> _Objective_
Every line containing the word "Fetch" needs to be found and copied.

> _Rows_

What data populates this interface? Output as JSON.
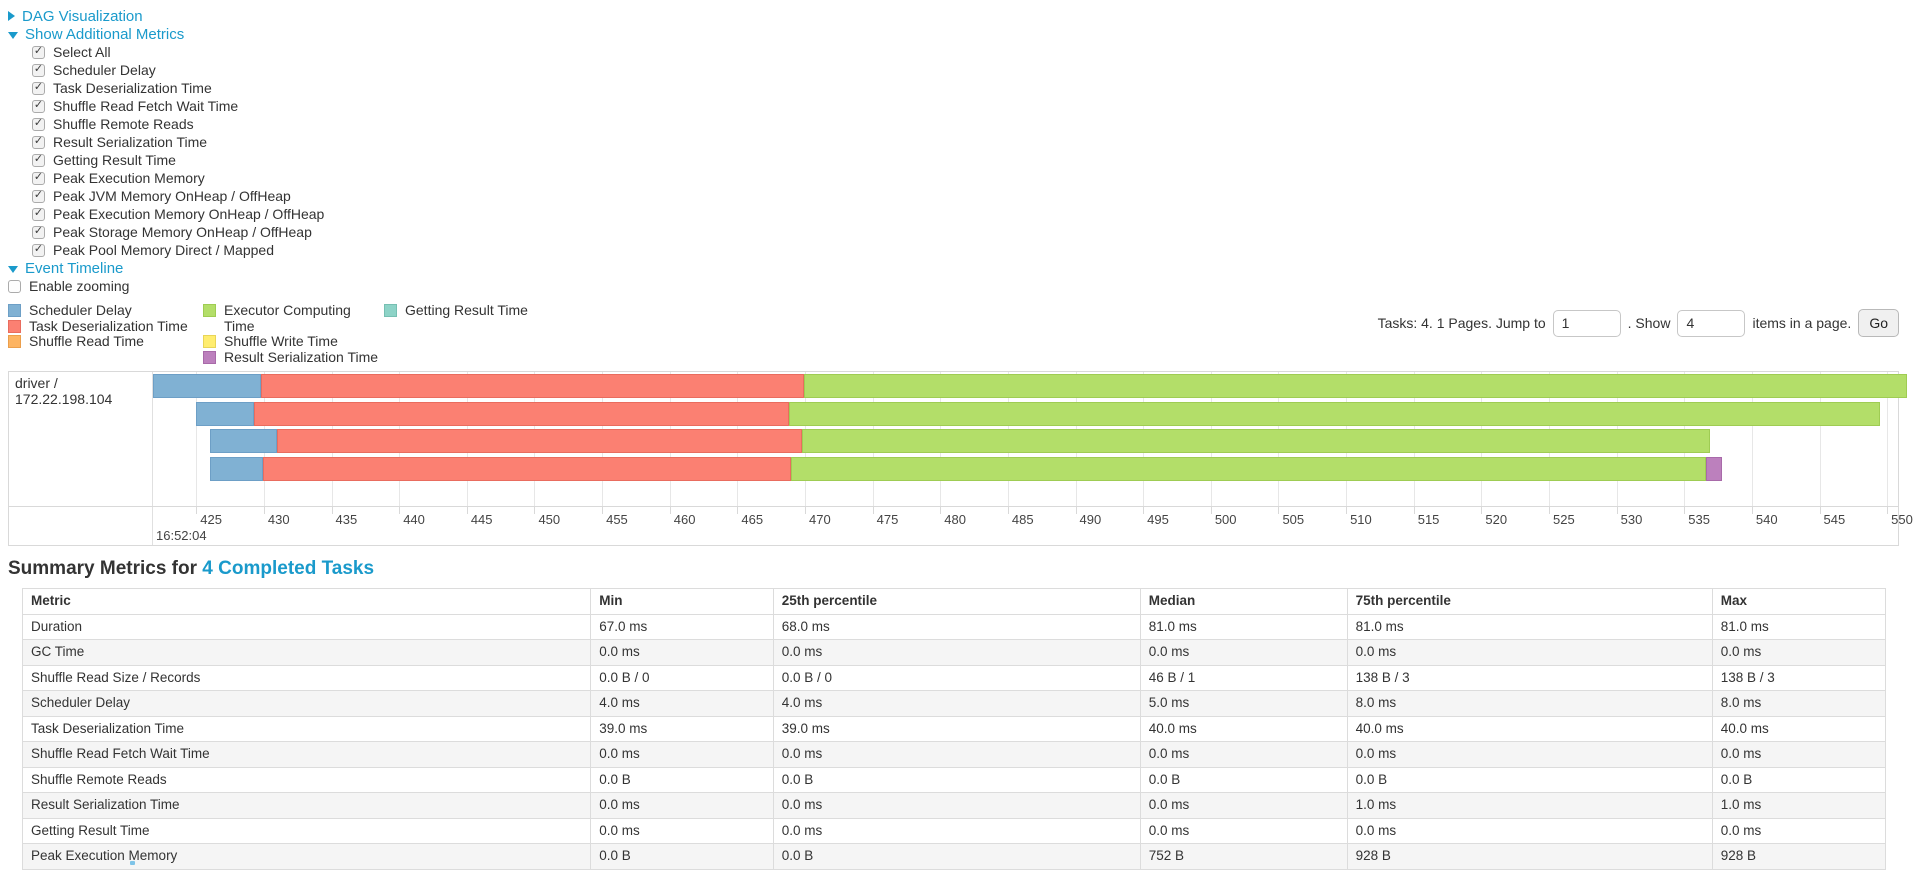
{
  "colors": {
    "scheduler_delay": {
      "fill": "#80B1D3",
      "border": "#6d9fc6"
    },
    "task_deserialization": {
      "fill": "#FB8072",
      "border": "#e96c5e"
    },
    "shuffle_read": {
      "fill": "#FDB462",
      "border": "#eb9f4c"
    },
    "executor_computing": {
      "fill": "#B3DE69",
      "border": "#9fcc53"
    },
    "shuffle_write": {
      "fill": "#FFED6F",
      "border": "#e8d558"
    },
    "result_serialization": {
      "fill": "#BC80BD",
      "border": "#a86aa9"
    },
    "getting_result": {
      "fill": "#8DD3C7",
      "border": "#76bfb2"
    }
  },
  "toggles": {
    "dag_label": "DAG Visualization",
    "metrics_label": "Show Additional Metrics",
    "timeline_label": "Event Timeline"
  },
  "metrics_panel": {
    "items": [
      {
        "label": "Select All",
        "checked": true
      },
      {
        "label": "Scheduler Delay",
        "checked": true
      },
      {
        "label": "Task Deserialization Time",
        "checked": true
      },
      {
        "label": "Shuffle Read Fetch Wait Time",
        "checked": true
      },
      {
        "label": "Shuffle Remote Reads",
        "checked": true
      },
      {
        "label": "Result Serialization Time",
        "checked": true
      },
      {
        "label": "Getting Result Time",
        "checked": true
      },
      {
        "label": "Peak Execution Memory",
        "checked": true
      },
      {
        "label": "Peak JVM Memory OnHeap / OffHeap",
        "checked": true
      },
      {
        "label": "Peak Execution Memory OnHeap / OffHeap",
        "checked": true
      },
      {
        "label": "Peak Storage Memory OnHeap / OffHeap",
        "checked": true
      },
      {
        "label": "Peak Pool Memory Direct / Mapped",
        "checked": true
      }
    ]
  },
  "enable_zooming": {
    "label": "Enable zooming",
    "checked": false
  },
  "timeline": {
    "legend_columns": [
      [
        {
          "label": "Scheduler Delay",
          "k": "scheduler_delay"
        },
        {
          "label": "Task Deserialization Time",
          "k": "task_deserialization"
        },
        {
          "label": "Shuffle Read Time",
          "k": "shuffle_read"
        }
      ],
      [
        {
          "label": "Executor Computing Time",
          "k": "executor_computing"
        },
        {
          "label": "Shuffle Write Time",
          "k": "shuffle_write"
        },
        {
          "label": "Result Serialization Time",
          "k": "result_serialization"
        }
      ],
      [
        {
          "label": "Getting Result Time",
          "k": "getting_result"
        }
      ]
    ],
    "pagination": {
      "tasks_label": "Tasks: 4. 1 Pages. Jump to",
      "jump_value": "1",
      "show_label": ". Show",
      "show_value": "4",
      "suffix_label": "items in a page.",
      "go_label": "Go"
    },
    "group_label": "driver / 172.22.198.104",
    "domain_ms": [
      421.8,
      550.8
    ],
    "ticks_ms": [
      425,
      430,
      435,
      440,
      445,
      450,
      455,
      460,
      465,
      470,
      475,
      480,
      485,
      490,
      495,
      500,
      505,
      510,
      515,
      520,
      525,
      530,
      535,
      540,
      545,
      550
    ],
    "major_tick_label": "16:52:04",
    "rows": [
      {
        "segments": [
          {
            "k": "scheduler_delay",
            "t0": 421.8,
            "t1": 429.8
          },
          {
            "k": "task_deserialization",
            "t0": 429.8,
            "t1": 469.9
          },
          {
            "k": "executor_computing",
            "t0": 469.9,
            "t1": 551.5
          }
        ]
      },
      {
        "segments": [
          {
            "k": "scheduler_delay",
            "t0": 425.0,
            "t1": 429.3
          },
          {
            "k": "task_deserialization",
            "t0": 429.3,
            "t1": 468.8
          },
          {
            "k": "executor_computing",
            "t0": 468.8,
            "t1": 549.5
          }
        ]
      },
      {
        "segments": [
          {
            "k": "scheduler_delay",
            "t0": 426.0,
            "t1": 431.0
          },
          {
            "k": "task_deserialization",
            "t0": 431.0,
            "t1": 469.8
          },
          {
            "k": "executor_computing",
            "t0": 469.8,
            "t1": 536.9
          }
        ]
      },
      {
        "segments": [
          {
            "k": "scheduler_delay",
            "t0": 426.0,
            "t1": 429.9
          },
          {
            "k": "task_deserialization",
            "t0": 429.9,
            "t1": 469.0
          },
          {
            "k": "executor_computing",
            "t0": 469.0,
            "t1": 536.6
          },
          {
            "k": "result_serialization",
            "t0": 536.6,
            "t1": 537.8
          }
        ]
      }
    ]
  },
  "summary": {
    "heading": "Summary Metrics for",
    "link": "4 Completed Tasks",
    "table": {
      "headers": [
        "Metric",
        "Min",
        "25th percentile",
        "Median",
        "75th percentile",
        "Max"
      ],
      "rows": [
        {
          "metric": "Duration",
          "min": "67.0 ms",
          "p25": "68.0 ms",
          "median": "81.0 ms",
          "p75": "81.0 ms",
          "max": "81.0 ms"
        },
        {
          "metric": "GC Time",
          "min": "0.0 ms",
          "p25": "0.0 ms",
          "median": "0.0 ms",
          "p75": "0.0 ms",
          "max": "0.0 ms"
        },
        {
          "metric": "Shuffle Read Size / Records",
          "min": "0.0 B / 0",
          "p25": "0.0 B / 0",
          "median": "46 B / 1",
          "p75": "138 B / 3",
          "max": "138 B / 3"
        },
        {
          "metric": "Scheduler Delay",
          "min": "4.0 ms",
          "p25": "4.0 ms",
          "median": "5.0 ms",
          "p75": "8.0 ms",
          "max": "8.0 ms"
        },
        {
          "metric": "Task Deserialization Time",
          "min": "39.0 ms",
          "p25": "39.0 ms",
          "median": "40.0 ms",
          "p75": "40.0 ms",
          "max": "40.0 ms"
        },
        {
          "metric": "Shuffle Read Fetch Wait Time",
          "min": "0.0 ms",
          "p25": "0.0 ms",
          "median": "0.0 ms",
          "p75": "0.0 ms",
          "max": "0.0 ms"
        },
        {
          "metric": "Shuffle Remote Reads",
          "min": "0.0 B",
          "p25": "0.0 B",
          "median": "0.0 B",
          "p75": "0.0 B",
          "max": "0.0 B"
        },
        {
          "metric": "Result Serialization Time",
          "min": "0.0 ms",
          "p25": "0.0 ms",
          "median": "0.0 ms",
          "p75": "1.0 ms",
          "max": "1.0 ms"
        },
        {
          "metric": "Getting Result Time",
          "min": "0.0 ms",
          "p25": "0.0 ms",
          "median": "0.0 ms",
          "p75": "0.0 ms",
          "max": "0.0 ms"
        },
        {
          "metric": "Peak Execution Memory",
          "min": "0.0 B",
          "p25": "0.0 B",
          "median": "752 B",
          "p75": "928 B",
          "max": "928 B"
        }
      ]
    }
  }
}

> _Response_
        "label": "Shuffle Read Fetch Wait Time",
          "metric": "Shuffle Read Fetch Wait Time",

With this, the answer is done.